From the listing below, tally the lines that include "생겼습니다". Return only the total.

(Recorded data)
--------
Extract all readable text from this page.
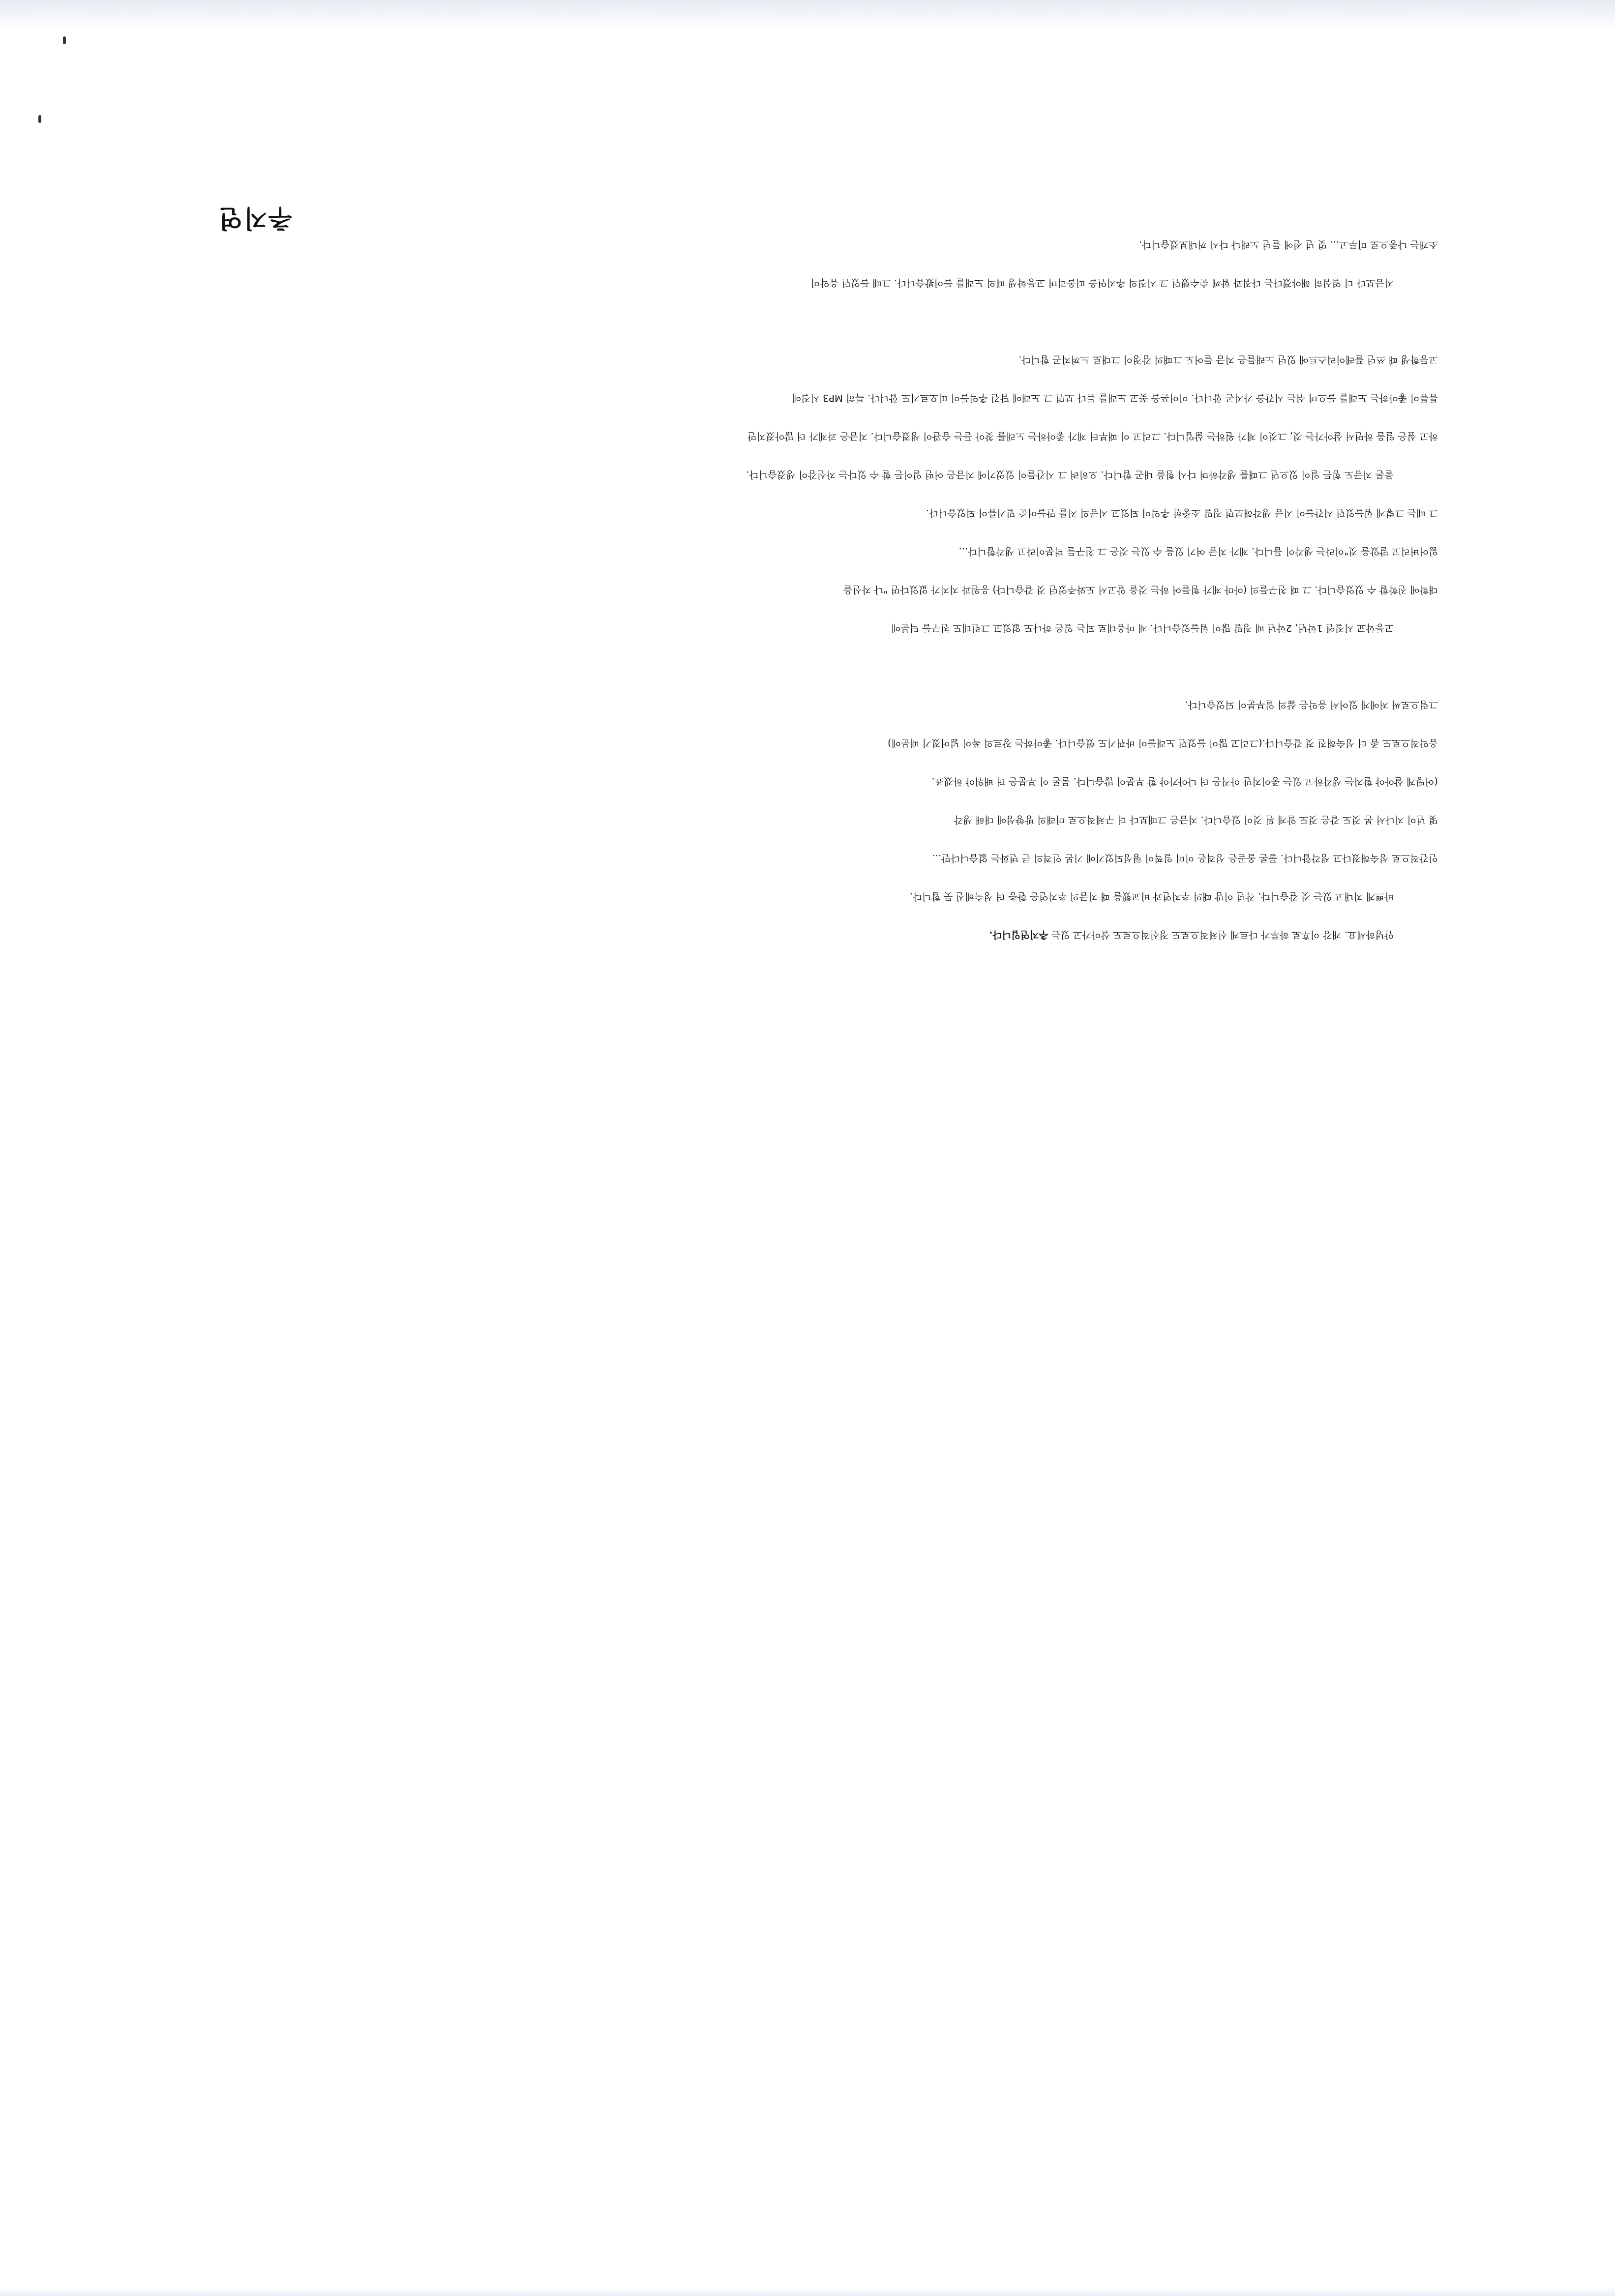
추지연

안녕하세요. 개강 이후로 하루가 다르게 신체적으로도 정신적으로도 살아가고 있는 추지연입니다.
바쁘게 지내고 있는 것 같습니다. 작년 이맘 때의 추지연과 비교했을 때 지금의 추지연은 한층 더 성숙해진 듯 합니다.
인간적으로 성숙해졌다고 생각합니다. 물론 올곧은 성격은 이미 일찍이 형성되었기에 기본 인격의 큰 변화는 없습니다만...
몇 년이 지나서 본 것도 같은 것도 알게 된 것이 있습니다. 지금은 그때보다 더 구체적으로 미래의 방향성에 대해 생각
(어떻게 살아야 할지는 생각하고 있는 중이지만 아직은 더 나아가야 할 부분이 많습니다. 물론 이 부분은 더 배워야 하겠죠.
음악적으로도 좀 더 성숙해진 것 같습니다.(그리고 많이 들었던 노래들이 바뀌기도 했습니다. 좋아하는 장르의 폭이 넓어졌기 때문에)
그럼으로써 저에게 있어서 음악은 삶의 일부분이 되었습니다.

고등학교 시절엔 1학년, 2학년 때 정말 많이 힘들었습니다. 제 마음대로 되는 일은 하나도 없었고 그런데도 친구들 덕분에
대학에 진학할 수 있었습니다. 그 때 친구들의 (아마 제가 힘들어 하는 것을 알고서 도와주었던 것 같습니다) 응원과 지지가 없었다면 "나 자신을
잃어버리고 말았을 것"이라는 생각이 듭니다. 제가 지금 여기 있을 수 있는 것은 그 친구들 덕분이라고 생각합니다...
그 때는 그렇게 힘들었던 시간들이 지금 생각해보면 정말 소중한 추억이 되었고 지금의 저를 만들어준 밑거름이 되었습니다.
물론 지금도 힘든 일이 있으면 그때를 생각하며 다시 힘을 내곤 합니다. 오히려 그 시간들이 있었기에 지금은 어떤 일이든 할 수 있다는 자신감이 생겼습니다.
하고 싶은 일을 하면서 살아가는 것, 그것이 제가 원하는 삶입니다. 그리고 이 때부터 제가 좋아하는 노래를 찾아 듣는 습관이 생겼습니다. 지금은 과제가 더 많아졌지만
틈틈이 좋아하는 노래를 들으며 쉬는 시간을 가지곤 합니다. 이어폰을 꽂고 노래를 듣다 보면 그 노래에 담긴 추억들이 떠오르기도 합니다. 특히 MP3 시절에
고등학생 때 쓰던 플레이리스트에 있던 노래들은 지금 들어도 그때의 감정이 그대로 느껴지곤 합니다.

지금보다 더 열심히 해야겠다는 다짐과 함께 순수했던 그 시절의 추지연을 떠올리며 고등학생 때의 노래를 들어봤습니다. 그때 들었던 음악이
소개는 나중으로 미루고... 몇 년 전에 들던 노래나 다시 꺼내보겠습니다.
--------
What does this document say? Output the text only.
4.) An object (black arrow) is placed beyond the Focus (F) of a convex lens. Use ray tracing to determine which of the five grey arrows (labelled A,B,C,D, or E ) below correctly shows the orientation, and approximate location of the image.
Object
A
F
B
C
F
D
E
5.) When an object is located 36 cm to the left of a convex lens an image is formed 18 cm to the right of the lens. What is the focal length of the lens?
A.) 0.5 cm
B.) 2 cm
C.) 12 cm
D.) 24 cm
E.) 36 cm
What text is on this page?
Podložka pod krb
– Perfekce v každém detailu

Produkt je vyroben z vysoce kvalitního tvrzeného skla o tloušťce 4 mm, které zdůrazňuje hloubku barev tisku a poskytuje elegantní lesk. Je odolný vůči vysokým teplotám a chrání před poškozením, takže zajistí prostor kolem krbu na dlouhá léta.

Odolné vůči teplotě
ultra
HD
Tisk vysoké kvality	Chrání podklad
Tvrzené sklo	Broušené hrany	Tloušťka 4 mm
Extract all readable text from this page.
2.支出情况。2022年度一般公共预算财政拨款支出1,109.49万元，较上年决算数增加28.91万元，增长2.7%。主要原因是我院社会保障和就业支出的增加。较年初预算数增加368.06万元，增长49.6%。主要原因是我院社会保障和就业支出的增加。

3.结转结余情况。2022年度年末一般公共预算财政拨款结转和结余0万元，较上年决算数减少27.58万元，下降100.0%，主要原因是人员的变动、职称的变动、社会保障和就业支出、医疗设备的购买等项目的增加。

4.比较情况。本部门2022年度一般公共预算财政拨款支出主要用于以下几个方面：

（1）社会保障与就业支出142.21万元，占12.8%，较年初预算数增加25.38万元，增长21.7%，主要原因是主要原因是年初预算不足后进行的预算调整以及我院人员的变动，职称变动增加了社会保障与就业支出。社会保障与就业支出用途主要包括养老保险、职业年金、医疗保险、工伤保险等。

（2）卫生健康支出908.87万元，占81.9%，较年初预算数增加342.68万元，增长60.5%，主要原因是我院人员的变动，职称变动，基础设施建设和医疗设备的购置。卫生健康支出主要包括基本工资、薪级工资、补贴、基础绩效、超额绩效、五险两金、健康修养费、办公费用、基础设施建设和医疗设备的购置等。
--------
→ **ANSWER FOR THIS EXERCISE**
2